▶ WORK REQUIRED: Repeat each line exactly as it is written.

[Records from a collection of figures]
==========

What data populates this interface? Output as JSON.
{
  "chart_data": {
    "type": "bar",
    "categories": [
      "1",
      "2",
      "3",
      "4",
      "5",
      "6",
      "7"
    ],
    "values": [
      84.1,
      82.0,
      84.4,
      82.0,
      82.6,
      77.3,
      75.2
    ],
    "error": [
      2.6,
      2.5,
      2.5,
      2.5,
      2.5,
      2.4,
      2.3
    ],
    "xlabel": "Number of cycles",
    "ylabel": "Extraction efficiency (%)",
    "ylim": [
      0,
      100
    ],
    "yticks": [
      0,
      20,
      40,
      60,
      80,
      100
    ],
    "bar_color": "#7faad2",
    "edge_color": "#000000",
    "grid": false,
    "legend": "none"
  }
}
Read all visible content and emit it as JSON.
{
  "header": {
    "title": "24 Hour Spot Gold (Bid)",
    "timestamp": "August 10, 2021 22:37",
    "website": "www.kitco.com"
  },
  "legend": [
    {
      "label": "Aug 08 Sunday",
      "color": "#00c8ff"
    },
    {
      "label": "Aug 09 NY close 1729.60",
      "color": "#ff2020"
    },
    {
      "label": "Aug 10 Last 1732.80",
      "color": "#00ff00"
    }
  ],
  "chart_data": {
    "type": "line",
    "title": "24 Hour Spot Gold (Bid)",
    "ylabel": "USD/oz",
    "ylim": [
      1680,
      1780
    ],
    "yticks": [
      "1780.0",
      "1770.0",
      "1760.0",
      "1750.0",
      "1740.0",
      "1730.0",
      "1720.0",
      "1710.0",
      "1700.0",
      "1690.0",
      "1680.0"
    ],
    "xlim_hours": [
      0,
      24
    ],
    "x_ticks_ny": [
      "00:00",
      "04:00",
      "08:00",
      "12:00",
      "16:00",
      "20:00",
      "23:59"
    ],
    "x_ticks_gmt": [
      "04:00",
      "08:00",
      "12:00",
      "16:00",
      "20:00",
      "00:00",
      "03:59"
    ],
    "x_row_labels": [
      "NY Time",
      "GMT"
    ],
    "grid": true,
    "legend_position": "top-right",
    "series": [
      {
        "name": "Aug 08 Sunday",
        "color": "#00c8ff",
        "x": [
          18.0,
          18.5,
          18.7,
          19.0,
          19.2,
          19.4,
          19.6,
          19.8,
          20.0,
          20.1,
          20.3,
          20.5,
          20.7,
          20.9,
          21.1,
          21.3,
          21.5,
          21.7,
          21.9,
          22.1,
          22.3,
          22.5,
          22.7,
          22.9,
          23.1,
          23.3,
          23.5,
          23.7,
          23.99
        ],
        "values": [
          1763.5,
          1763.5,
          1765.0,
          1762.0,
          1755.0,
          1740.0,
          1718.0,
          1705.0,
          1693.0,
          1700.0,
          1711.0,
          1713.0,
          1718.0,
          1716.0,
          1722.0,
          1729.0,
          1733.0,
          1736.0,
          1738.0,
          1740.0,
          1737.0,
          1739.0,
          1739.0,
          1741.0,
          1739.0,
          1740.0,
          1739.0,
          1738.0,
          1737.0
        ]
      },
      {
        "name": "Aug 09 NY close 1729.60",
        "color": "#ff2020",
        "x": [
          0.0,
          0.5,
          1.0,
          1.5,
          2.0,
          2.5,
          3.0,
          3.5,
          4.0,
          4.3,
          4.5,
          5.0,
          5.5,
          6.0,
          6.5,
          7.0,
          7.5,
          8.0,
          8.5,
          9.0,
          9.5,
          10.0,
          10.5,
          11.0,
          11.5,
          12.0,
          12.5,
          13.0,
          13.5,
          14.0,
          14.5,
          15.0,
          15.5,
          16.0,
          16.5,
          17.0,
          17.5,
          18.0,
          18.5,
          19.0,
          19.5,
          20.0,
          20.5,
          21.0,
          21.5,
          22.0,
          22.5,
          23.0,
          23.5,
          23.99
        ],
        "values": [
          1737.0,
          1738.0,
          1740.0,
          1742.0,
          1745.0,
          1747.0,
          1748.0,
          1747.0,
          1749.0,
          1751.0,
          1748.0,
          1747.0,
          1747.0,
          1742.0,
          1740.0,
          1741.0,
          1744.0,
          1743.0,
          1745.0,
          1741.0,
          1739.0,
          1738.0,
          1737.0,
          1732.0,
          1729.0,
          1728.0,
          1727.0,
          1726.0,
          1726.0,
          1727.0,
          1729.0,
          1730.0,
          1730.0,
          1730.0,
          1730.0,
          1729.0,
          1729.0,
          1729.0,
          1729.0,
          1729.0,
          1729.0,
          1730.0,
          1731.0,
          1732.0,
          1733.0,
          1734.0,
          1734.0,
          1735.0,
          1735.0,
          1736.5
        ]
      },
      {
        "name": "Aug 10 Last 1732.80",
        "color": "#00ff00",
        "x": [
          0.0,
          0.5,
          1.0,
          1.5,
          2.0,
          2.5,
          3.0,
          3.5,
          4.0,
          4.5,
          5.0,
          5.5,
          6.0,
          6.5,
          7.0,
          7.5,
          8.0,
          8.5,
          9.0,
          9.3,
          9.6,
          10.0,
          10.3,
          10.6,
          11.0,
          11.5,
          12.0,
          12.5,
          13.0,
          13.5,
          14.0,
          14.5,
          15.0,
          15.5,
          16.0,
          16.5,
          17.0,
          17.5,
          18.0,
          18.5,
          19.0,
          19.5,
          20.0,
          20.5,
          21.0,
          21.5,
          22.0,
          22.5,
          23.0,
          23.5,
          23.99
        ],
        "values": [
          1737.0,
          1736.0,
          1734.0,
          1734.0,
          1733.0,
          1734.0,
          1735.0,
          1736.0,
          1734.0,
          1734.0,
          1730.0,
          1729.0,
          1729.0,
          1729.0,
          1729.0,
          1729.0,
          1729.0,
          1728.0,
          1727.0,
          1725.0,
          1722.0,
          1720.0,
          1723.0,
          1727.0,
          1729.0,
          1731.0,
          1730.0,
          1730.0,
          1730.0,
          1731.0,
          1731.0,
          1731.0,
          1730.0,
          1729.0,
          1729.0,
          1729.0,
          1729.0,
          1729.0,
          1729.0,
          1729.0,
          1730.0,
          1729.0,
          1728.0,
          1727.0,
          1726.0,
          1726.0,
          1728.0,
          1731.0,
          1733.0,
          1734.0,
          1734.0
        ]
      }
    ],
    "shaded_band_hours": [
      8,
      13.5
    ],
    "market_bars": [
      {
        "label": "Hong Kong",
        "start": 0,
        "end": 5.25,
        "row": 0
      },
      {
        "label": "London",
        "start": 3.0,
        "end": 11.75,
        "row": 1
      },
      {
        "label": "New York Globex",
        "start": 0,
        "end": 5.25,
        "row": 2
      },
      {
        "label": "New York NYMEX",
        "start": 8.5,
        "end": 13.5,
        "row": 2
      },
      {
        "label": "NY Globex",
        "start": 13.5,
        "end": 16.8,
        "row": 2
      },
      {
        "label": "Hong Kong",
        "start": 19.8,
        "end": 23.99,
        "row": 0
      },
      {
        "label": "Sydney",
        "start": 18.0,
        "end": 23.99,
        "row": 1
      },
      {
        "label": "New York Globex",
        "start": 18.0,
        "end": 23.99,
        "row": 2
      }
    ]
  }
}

==========

▶ FULL SOLUTION:
What data populates this interface? Output as JSON.
{
  "chart_data": {
    "type": "bar",
    "categories": [
      "1",
      "2",
      "3",
      "4",
      "5",
      "6",
      "7"
    ],
    "values": [
      84.1,
      82.0,
      84.4,
      82.0,
      82.6,
      77.3,
      75.2
    ],
    "error": [
      2.6,
      2.5,
      2.5,
      2.5,
      2.5,
      2.4,
      2.3
    ],
    "xlabel": "Number of cycles",
    "ylabel": "Extraction efficiency (%)",
    "ylim": [
      0,
      100
    ],
    "yticks": [
      0,
      20,
      40,
      60,
      80,
      100
    ],
    "bar_color": "#7faad2",
    "edge_color": "#000000",
    "grid": false,
    "legend": "none"
  }
}
Read all visible content and emit it as JSON.
{
  "header": {
    "title": "24 Hour Spot Gold (Bid)",
    "timestamp": "August 10, 2021 22:37",
    "website": "www.kitco.com"
  },
  "legend": [
    {
      "label": "Aug 08 Sunday",
      "color": "#00c8ff"
    },
    {
      "label": "Aug 09 NY close 1729.60",
      "color": "#ff2020"
    },
    {
      "label": "Aug 10 Last 1732.80",
      "color": "#00ff00"
    }
  ],
  "chart_data": {
    "type": "line",
    "title": "24 Hour Spot Gold (Bid)",
    "ylabel": "USD/oz",
    "ylim": [
      1680,
      1780
    ],
    "yticks": [
      "1780.0",
      "1770.0",
      "1760.0",
      "1750.0",
      "1740.0",
      "1730.0",
      "1720.0",
      "1710.0",
      "1700.0",
      "1690.0",
      "1680.0"
    ],
    "xlim_hours": [
      0,
      24
    ],
    "x_ticks_ny": [
      "00:00",
      "04:00",
      "08:00",
      "12:00",
      "16:00",
      "20:00",
      "23:59"
    ],
    "x_ticks_gmt": [
      "04:00",
      "08:00",
      "12:00",
      "16:00",
      "20:00",
      "00:00",
      "03:59"
    ],
    "x_row_labels": [
      "NY Time",
      "GMT"
    ],
    "grid": true,
    "legend_position": "top-right",
    "series": [
      {
        "name": "Aug 08 Sunday",
        "color": "#00c8ff",
        "x": [
          18.0,
          18.5,
          18.7,
          19.0,
          19.2,
          19.4,
          19.6,
          19.8,
          20.0,
          20.1,
          20.3,
          20.5,
          20.7,
          20.9,
          21.1,
          21.3,
          21.5,
          21.7,
          21.9,
          22.1,
          22.3,
          22.5,
          22.7,
          22.9,
          23.1,
          23.3,
          23.5,
          23.7,
          23.99
        ],
        "values": [
          1763.5,
          1763.5,
          1765.0,
          1762.0,
          1755.0,
          1740.0,
          1718.0,
          1705.0,
          1693.0,
          1700.0,
          1711.0,
          1713.0,
          1718.0,
          1716.0,
          1722.0,
          1729.0,
          1733.0,
          1736.0,
          1738.0,
          1740.0,
          1737.0,
          1739.0,
          1739.0,
          1741.0,
          1739.0,
          1740.0,
          1739.0,
          1738.0,
          1737.0
        ]
      },
      {
        "name": "Aug 09 NY close 1729.60",
        "color": "#ff2020",
        "x": [
          0.0,
          0.5,
          1.0,
          1.5,
          2.0,
          2.5,
          3.0,
          3.5,
          4.0,
          4.3,
          4.5,
          5.0,
          5.5,
          6.0,
          6.5,
          7.0,
          7.5,
          8.0,
          8.5,
          9.0,
          9.5,
          10.0,
          10.5,
          11.0,
          11.5,
          12.0,
          12.5,
          13.0,
          13.5,
          14.0,
          14.5,
          15.0,
          15.5,
          16.0,
          16.5,
          17.0,
          17.5,
          18.0,
          18.5,
          19.0,
          19.5,
          20.0,
          20.5,
          21.0,
          21.5,
          22.0,
          22.5,
          23.0,
          23.5,
          23.99
        ],
        "values": [
          1737.0,
          1738.0,
          1740.0,
          1742.0,
          1745.0,
          1747.0,
          1748.0,
          1747.0,
          1749.0,
          1751.0,
          1748.0,
          1747.0,
          1747.0,
          1742.0,
          1740.0,
          1741.0,
          1744.0,
          1743.0,
          1745.0,
          1741.0,
          1739.0,
          1738.0,
          1737.0,
          1732.0,
          1729.0,
          1728.0,
          1727.0,
          1726.0,
          1726.0,
          1727.0,
          1729.0,
          1730.0,
          1730.0,
          1730.0,
          1730.0,
          1729.0,
          1729.0,
          1729.0,
          1729.0,
          1729.0,
          1729.0,
          1730.0,
          1731.0,
          1732.0,
          1733.0,
          1734.0,
          1734.0,
          1735.0,
          1735.0,
          1736.5
        ]
      },
      {
        "name": "Aug 10 Last 1732.80",
        "color": "#00ff00",
        "x": [
          0.0,
          0.5,
          1.0,
          1.5,
          2.0,
          2.5,
          3.0,
          3.5,
          4.0,
          4.5,
          5.0,
          5.5,
          6.0,
          6.5,
          7.0,
          7.5,
          8.0,
          8.5,
          9.0,
          9.3,
          9.6,
          10.0,
          10.3,
          10.6,
          11.0,
          11.5,
          12.0,
          12.5,
          13.0,
          13.5,
          14.0,
          14.5,
          15.0,
          15.5,
          16.0,
          16.5,
          17.0,
          17.5,
          18.0,
          18.5,
          19.0,
          19.5,
          20.0,
          20.5,
          21.0,
          21.5,
          22.0,
          22.5,
          23.0,
          23.5,
          23.99
        ],
        "values": [
          1737.0,
          1736.0,
          1734.0,
          1734.0,
          1733.0,
          1734.0,
          1735.0,
          1736.0,
          1734.0,
          1734.0,
          1730.0,
          1729.0,
          1729.0,
          1729.0,
          1729.0,
          1729.0,
          1729.0,
          1728.0,
          1727.0,
          1725.0,
          1722.0,
          1720.0,
          1723.0,
          1727.0,
          1729.0,
          1731.0,
          1730.0,
          1730.0,
          1730.0,
          1731.0,
          1731.0,
          1731.0,
          1730.0,
          1729.0,
          1729.0,
          1729.0,
          1729.0,
          1729.0,
          1729.0,
          1729.0,
          1730.0,
          1729.0,
          1728.0,
          1727.0,
          1726.0,
          1726.0,
          1728.0,
          1731.0,
          1733.0,
          1734.0,
          1734.0
        ]
      }
    ],
    "shaded_band_hours": [
      8,
      13.5
    ],
    "market_bars": [
      {
        "label": "Hong Kong",
        "start": 0,
        "end": 5.25,
        "row": 0
      },
      {
        "label": "London",
        "start": 3.0,
        "end": 11.75,
        "row": 1
      },
      {
        "label": "New York Globex",
        "start": 0,
        "end": 5.25,
        "row": 2
      },
      {
        "label": "New York NYMEX",
        "start": 8.5,
        "end": 13.5,
        "row": 2
      },
      {
        "label": "NY Globex",
        "start": 13.5,
        "end": 16.8,
        "row": 2
      },
      {
        "label": "Hong Kong",
        "start": 19.8,
        "end": 23.99,
        "row": 0
      },
      {
        "label": "Sydney",
        "start": 18.0,
        "end": 23.99,
        "row": 1
      },
      {
        "label": "New York Globex",
        "start": 18.0,
        "end": 23.99,
        "row": 2
      }
    ]
  }
}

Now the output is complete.